▽

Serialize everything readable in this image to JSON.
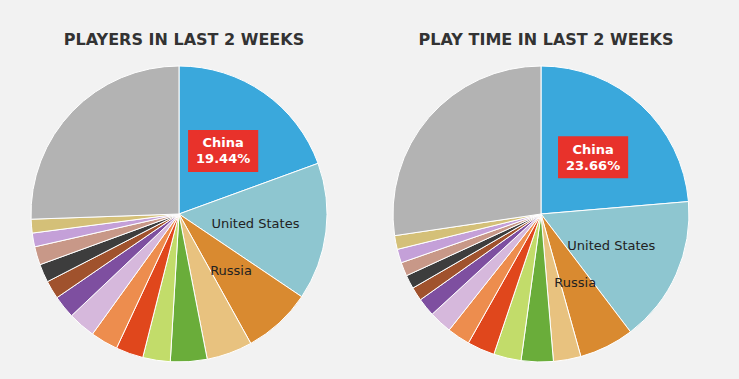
{
  "chart_data": [
    {
      "type": "pie",
      "title": "PLAYERS IN LAST 2 WEEKS",
      "categories": [
        "China",
        "United States",
        "Russia",
        null,
        null,
        null,
        null,
        null,
        null,
        null,
        null,
        null,
        null,
        null,
        null,
        null
      ],
      "values": [
        19.44,
        15,
        7.5,
        5,
        4,
        3,
        3,
        3,
        3,
        2.5,
        2,
        2,
        2,
        1.5,
        1.5,
        25.56
      ],
      "value_labels": [
        "19.44%",
        null,
        null,
        null,
        null,
        null,
        null,
        null,
        null,
        null,
        null,
        null,
        null,
        null,
        null,
        null
      ],
      "colors": [
        "#3aa8dc",
        "#8ec6d0",
        "#d98a30",
        "#e8c27f",
        "#6aad3a",
        "#c2dc6a",
        "#e0471c",
        "#ed8d4e",
        "#d6b8dc",
        "#7e4fa0",
        "#a0522d",
        "#3d3d3d",
        "#c89888",
        "#c4a0d8",
        "#d4c078",
        "#b3b3b3"
      ]
    },
    {
      "type": "pie",
      "title": "PLAY TIME IN LAST 2 WEEKS",
      "categories": [
        "China",
        "United States",
        "Russia",
        null,
        null,
        null,
        null,
        null,
        null,
        null,
        null,
        null,
        null,
        null,
        null,
        null
      ],
      "values": [
        23.66,
        16,
        6,
        3,
        3.5,
        3,
        3,
        2.5,
        2.5,
        2,
        1.5,
        1.5,
        1.5,
        1.5,
        1.5,
        27.34
      ],
      "value_labels": [
        "23.66%",
        null,
        null,
        null,
        null,
        null,
        null,
        null,
        null,
        null,
        null,
        null,
        null,
        null,
        null,
        null
      ],
      "colors": [
        "#3aa8dc",
        "#8ec6d0",
        "#d98a30",
        "#e8c27f",
        "#6aad3a",
        "#c2dc6a",
        "#e0471c",
        "#ed8d4e",
        "#d6b8dc",
        "#7e4fa0",
        "#a0522d",
        "#3d3d3d",
        "#c89888",
        "#c4a0d8",
        "#d4c078",
        "#b3b3b3"
      ]
    }
  ]
}
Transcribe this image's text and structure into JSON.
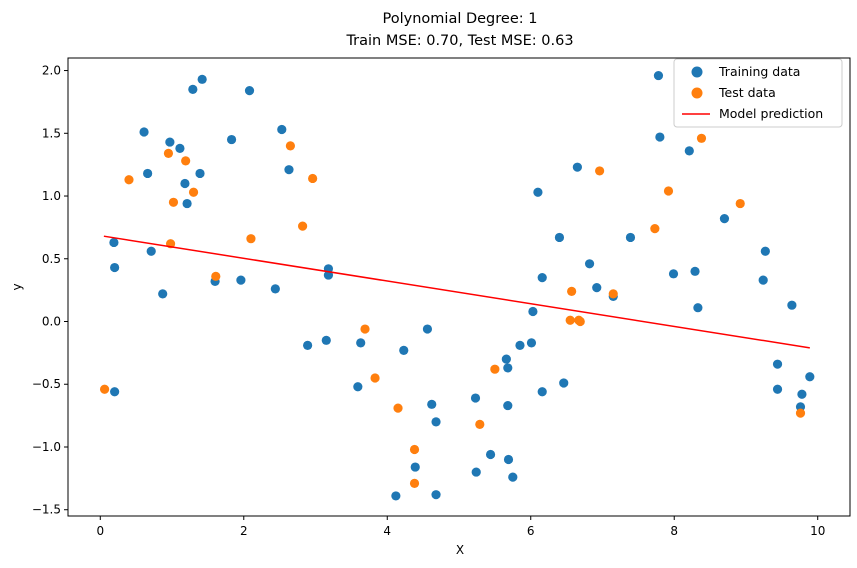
{
  "chart_data": {
    "type": "scatter",
    "title": "Polynomial Degree: 1",
    "subtitle": "Train MSE: 0.70, Test MSE: 0.63",
    "xlabel": "X",
    "ylabel": "y",
    "xlim": [
      -0.45,
      10.45
    ],
    "ylim": [
      -1.55,
      2.1
    ],
    "xticks": [
      0,
      2,
      4,
      6,
      8,
      10
    ],
    "yticks": [
      -1.5,
      -1.0,
      -0.5,
      0.0,
      0.5,
      1.0,
      1.5,
      2.0
    ],
    "xtick_labels": [
      "0",
      "2",
      "4",
      "6",
      "8",
      "10"
    ],
    "ytick_labels": [
      "−1.5",
      "−1.0",
      "−0.5",
      "0.0",
      "0.5",
      "1.0",
      "1.5",
      "2.0"
    ],
    "grid": false,
    "legend_position": "top-right",
    "series": [
      {
        "name": "Training data",
        "kind": "scatter",
        "color": "#1f77b4",
        "points": [
          [
            0.19,
            0.63
          ],
          [
            0.2,
            0.43
          ],
          [
            0.2,
            -0.56
          ],
          [
            0.61,
            1.51
          ],
          [
            0.66,
            1.18
          ],
          [
            0.71,
            0.56
          ],
          [
            0.87,
            0.22
          ],
          [
            0.97,
            1.43
          ],
          [
            1.11,
            1.38
          ],
          [
            1.18,
            1.1
          ],
          [
            1.21,
            0.94
          ],
          [
            1.29,
            1.85
          ],
          [
            1.39,
            1.18
          ],
          [
            1.42,
            1.93
          ],
          [
            1.6,
            0.32
          ],
          [
            1.83,
            1.45
          ],
          [
            1.96,
            0.33
          ],
          [
            2.08,
            1.84
          ],
          [
            2.44,
            0.26
          ],
          [
            2.53,
            1.53
          ],
          [
            2.63,
            1.21
          ],
          [
            2.89,
            -0.19
          ],
          [
            3.15,
            -0.15
          ],
          [
            3.18,
            0.42
          ],
          [
            3.18,
            0.37
          ],
          [
            3.59,
            -0.52
          ],
          [
            3.63,
            -0.17
          ],
          [
            4.12,
            -1.39
          ],
          [
            4.23,
            -0.23
          ],
          [
            4.39,
            -1.16
          ],
          [
            4.56,
            -0.06
          ],
          [
            4.62,
            -0.66
          ],
          [
            4.68,
            -1.38
          ],
          [
            4.68,
            -0.8
          ],
          [
            5.23,
            -0.61
          ],
          [
            5.24,
            -1.2
          ],
          [
            5.44,
            -1.06
          ],
          [
            5.66,
            -0.3
          ],
          [
            5.68,
            -0.37
          ],
          [
            5.68,
            -0.67
          ],
          [
            5.69,
            -1.1
          ],
          [
            5.75,
            -1.24
          ],
          [
            5.85,
            -0.19
          ],
          [
            6.01,
            -0.17
          ],
          [
            6.03,
            0.08
          ],
          [
            6.1,
            1.03
          ],
          [
            6.16,
            0.35
          ],
          [
            6.16,
            -0.56
          ],
          [
            6.4,
            0.67
          ],
          [
            6.46,
            -0.49
          ],
          [
            6.65,
            1.23
          ],
          [
            6.82,
            0.46
          ],
          [
            6.92,
            0.27
          ],
          [
            7.15,
            0.2
          ],
          [
            7.39,
            0.67
          ],
          [
            7.78,
            1.96
          ],
          [
            7.8,
            1.47
          ],
          [
            7.99,
            0.38
          ],
          [
            8.21,
            1.36
          ],
          [
            8.29,
            0.4
          ],
          [
            8.33,
            0.11
          ],
          [
            8.7,
            0.82
          ],
          [
            9.24,
            0.33
          ],
          [
            9.27,
            0.56
          ],
          [
            9.44,
            -0.34
          ],
          [
            9.44,
            -0.54
          ],
          [
            9.64,
            0.13
          ],
          [
            9.76,
            -0.68
          ],
          [
            9.78,
            -0.58
          ],
          [
            9.89,
            -0.44
          ]
        ]
      },
      {
        "name": "Test data",
        "kind": "scatter",
        "color": "#ff7f0e",
        "points": [
          [
            0.06,
            -0.54
          ],
          [
            0.4,
            1.13
          ],
          [
            0.95,
            1.34
          ],
          [
            0.98,
            0.62
          ],
          [
            1.02,
            0.95
          ],
          [
            1.19,
            1.28
          ],
          [
            1.3,
            1.03
          ],
          [
            1.61,
            0.36
          ],
          [
            2.1,
            0.66
          ],
          [
            2.65,
            1.4
          ],
          [
            2.82,
            0.76
          ],
          [
            2.96,
            1.14
          ],
          [
            3.69,
            -0.06
          ],
          [
            3.83,
            -0.45
          ],
          [
            4.15,
            -0.69
          ],
          [
            4.38,
            -1.02
          ],
          [
            4.38,
            -1.29
          ],
          [
            5.29,
            -0.82
          ],
          [
            5.5,
            -0.38
          ],
          [
            6.55,
            0.01
          ],
          [
            6.57,
            0.24
          ],
          [
            6.67,
            0.01
          ],
          [
            6.69,
            0.0
          ],
          [
            6.96,
            1.2
          ],
          [
            7.15,
            0.22
          ],
          [
            7.73,
            0.74
          ],
          [
            7.92,
            1.04
          ],
          [
            8.38,
            1.46
          ],
          [
            8.92,
            0.94
          ],
          [
            9.76,
            -0.73
          ]
        ]
      },
      {
        "name": "Model prediction",
        "kind": "line",
        "color": "#ff0000",
        "points": [
          [
            0.05,
            0.68
          ],
          [
            9.89,
            -0.21
          ]
        ]
      }
    ]
  }
}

△

» **Problem details**: Leave the pictures out and output the rest of the listing exactly.

» **Exercise result**:
Serialize everything readable in this image to JSON.
{
  "chart_data": [
    {
      "type": "pie",
      "title": "PLAYERS IN LAST 2 WEEKS",
      "categories": [
        "China",
        "United States",
        "Russia",
        null,
        null,
        null,
        null,
        null,
        null,
        null,
        null,
        null,
        null,
        null,
        null,
        null
      ],
      "values": [
        19.44,
        15,
        7.5,
        5,
        4,
        3,
        3,
        3,
        3,
        2.5,
        2,
        2,
        2,
        1.5,
        1.5,
        25.56
      ],
      "value_labels": [
        "19.44%",
        null,
        null,
        null,
        null,
        null,
        null,
        null,
        null,
        null,
        null,
        null,
        null,
        null,
        null,
        null
      ],
      "colors": [
        "#3aa8dc",
        "#8ec6d0",
        "#d98a30",
        "#e8c27f",
        "#6aad3a",
        "#c2dc6a",
        "#e0471c",
        "#ed8d4e",
        "#d6b8dc",
        "#7e4fa0",
        "#a0522d",
        "#3d3d3d",
        "#c89888",
        "#c4a0d8",
        "#d4c078",
        "#b3b3b3"
      ]
    },
    {
      "type": "pie",
      "title": "PLAY TIME IN LAST 2 WEEKS",
      "categories": [
        "China",
        "United States",
        "Russia",
        null,
        null,
        null,
        null,
        null,
        null,
        null,
        null,
        null,
        null,
        null,
        null,
        null
      ],
      "values": [
        23.66,
        16,
        6,
        3,
        3.5,
        3,
        3,
        2.5,
        2.5,
        2,
        1.5,
        1.5,
        1.5,
        1.5,
        1.5,
        27.34
      ],
      "value_labels": [
        "23.66%",
        null,
        null,
        null,
        null,
        null,
        null,
        null,
        null,
        null,
        null,
        null,
        null,
        null,
        null,
        null
      ],
      "colors": [
        "#3aa8dc",
        "#8ec6d0",
        "#d98a30",
        "#e8c27f",
        "#6aad3a",
        "#c2dc6a",
        "#e0471c",
        "#ed8d4e",
        "#d6b8dc",
        "#7e4fa0",
        "#a0522d",
        "#3d3d3d",
        "#c89888",
        "#c4a0d8",
        "#d4c078",
        "#b3b3b3"
      ]
    }
  ]
}
Transcribe this image's text and structure into JSON.
{
  "chart_data": {
    "type": "scatter",
    "title": "Polynomial Degree: 1",
    "subtitle": "Train MSE: 0.70, Test MSE: 0.63",
    "xlabel": "X",
    "ylabel": "y",
    "xlim": [
      -0.45,
      10.45
    ],
    "ylim": [
      -1.55,
      2.1
    ],
    "xticks": [
      0,
      2,
      4,
      6,
      8,
      10
    ],
    "yticks": [
      -1.5,
      -1.0,
      -0.5,
      0.0,
      0.5,
      1.0,
      1.5,
      2.0
    ],
    "xtick_labels": [
      "0",
      "2",
      "4",
      "6",
      "8",
      "10"
    ],
    "ytick_labels": [
      "−1.5",
      "−1.0",
      "−0.5",
      "0.0",
      "0.5",
      "1.0",
      "1.5",
      "2.0"
    ],
    "grid": false,
    "legend_position": "top-right",
    "series": [
      {
        "name": "Training data",
        "kind": "scatter",
        "color": "#1f77b4",
        "points": [
          [
            0.19,
            0.63
          ],
          [
            0.2,
            0.43
          ],
          [
            0.2,
            -0.56
          ],
          [
            0.61,
            1.51
          ],
          [
            0.66,
            1.18
          ],
          [
            0.71,
            0.56
          ],
          [
            0.87,
            0.22
          ],
          [
            0.97,
            1.43
          ],
          [
            1.11,
            1.38
          ],
          [
            1.18,
            1.1
          ],
          [
            1.21,
            0.94
          ],
          [
            1.29,
            1.85
          ],
          [
            1.39,
            1.18
          ],
          [
            1.42,
            1.93
          ],
          [
            1.6,
            0.32
          ],
          [
            1.83,
            1.45
          ],
          [
            1.96,
            0.33
          ],
          [
            2.08,
            1.84
          ],
          [
            2.44,
            0.26
          ],
          [
            2.53,
            1.53
          ],
          [
            2.63,
            1.21
          ],
          [
            2.89,
            -0.19
          ],
          [
            3.15,
            -0.15
          ],
          [
            3.18,
            0.42
          ],
          [
            3.18,
            0.37
          ],
          [
            3.59,
            -0.52
          ],
          [
            3.63,
            -0.17
          ],
          [
            4.12,
            -1.39
          ],
          [
            4.23,
            -0.23
          ],
          [
            4.39,
            -1.16
          ],
          [
            4.56,
            -0.06
          ],
          [
            4.62,
            -0.66
          ],
          [
            4.68,
            -1.38
          ],
          [
            4.68,
            -0.8
          ],
          [
            5.23,
            -0.61
          ],
          [
            5.24,
            -1.2
          ],
          [
            5.44,
            -1.06
          ],
          [
            5.66,
            -0.3
          ],
          [
            5.68,
            -0.37
          ],
          [
            5.68,
            -0.67
          ],
          [
            5.69,
            -1.1
          ],
          [
            5.75,
            -1.24
          ],
          [
            5.85,
            -0.19
          ],
          [
            6.01,
            -0.17
          ],
          [
            6.03,
            0.08
          ],
          [
            6.1,
            1.03
          ],
          [
            6.16,
            0.35
          ],
          [
            6.16,
            -0.56
          ],
          [
            6.4,
            0.67
          ],
          [
            6.46,
            -0.49
          ],
          [
            6.65,
            1.23
          ],
          [
            6.82,
            0.46
          ],
          [
            6.92,
            0.27
          ],
          [
            7.15,
            0.2
          ],
          [
            7.39,
            0.67
          ],
          [
            7.78,
            1.96
          ],
          [
            7.8,
            1.47
          ],
          [
            7.99,
            0.38
          ],
          [
            8.21,
            1.36
          ],
          [
            8.29,
            0.4
          ],
          [
            8.33,
            0.11
          ],
          [
            8.7,
            0.82
          ],
          [
            9.24,
            0.33
          ],
          [
            9.27,
            0.56
          ],
          [
            9.44,
            -0.34
          ],
          [
            9.44,
            -0.54
          ],
          [
            9.64,
            0.13
          ],
          [
            9.76,
            -0.68
          ],
          [
            9.78,
            -0.58
          ],
          [
            9.89,
            -0.44
          ]
        ]
      },
      {
        "name": "Test data",
        "kind": "scatter",
        "color": "#ff7f0e",
        "points": [
          [
            0.06,
            -0.54
          ],
          [
            0.4,
            1.13
          ],
          [
            0.95,
            1.34
          ],
          [
            0.98,
            0.62
          ],
          [
            1.02,
            0.95
          ],
          [
            1.19,
            1.28
          ],
          [
            1.3,
            1.03
          ],
          [
            1.61,
            0.36
          ],
          [
            2.1,
            0.66
          ],
          [
            2.65,
            1.4
          ],
          [
            2.82,
            0.76
          ],
          [
            2.96,
            1.14
          ],
          [
            3.69,
            -0.06
          ],
          [
            3.83,
            -0.45
          ],
          [
            4.15,
            -0.69
          ],
          [
            4.38,
            -1.02
          ],
          [
            4.38,
            -1.29
          ],
          [
            5.29,
            -0.82
          ],
          [
            5.5,
            -0.38
          ],
          [
            6.55,
            0.01
          ],
          [
            6.57,
            0.24
          ],
          [
            6.67,
            0.01
          ],
          [
            6.69,
            0.0
          ],
          [
            6.96,
            1.2
          ],
          [
            7.15,
            0.22
          ],
          [
            7.73,
            0.74
          ],
          [
            7.92,
            1.04
          ],
          [
            8.38,
            1.46
          ],
          [
            8.92,
            0.94
          ],
          [
            9.76,
            -0.73
          ]
        ]
      },
      {
        "name": "Model prediction",
        "kind": "line",
        "color": "#ff0000",
        "points": [
          [
            0.05,
            0.68
          ],
          [
            9.89,
            -0.21
          ]
        ]
      }
    ]
  }
}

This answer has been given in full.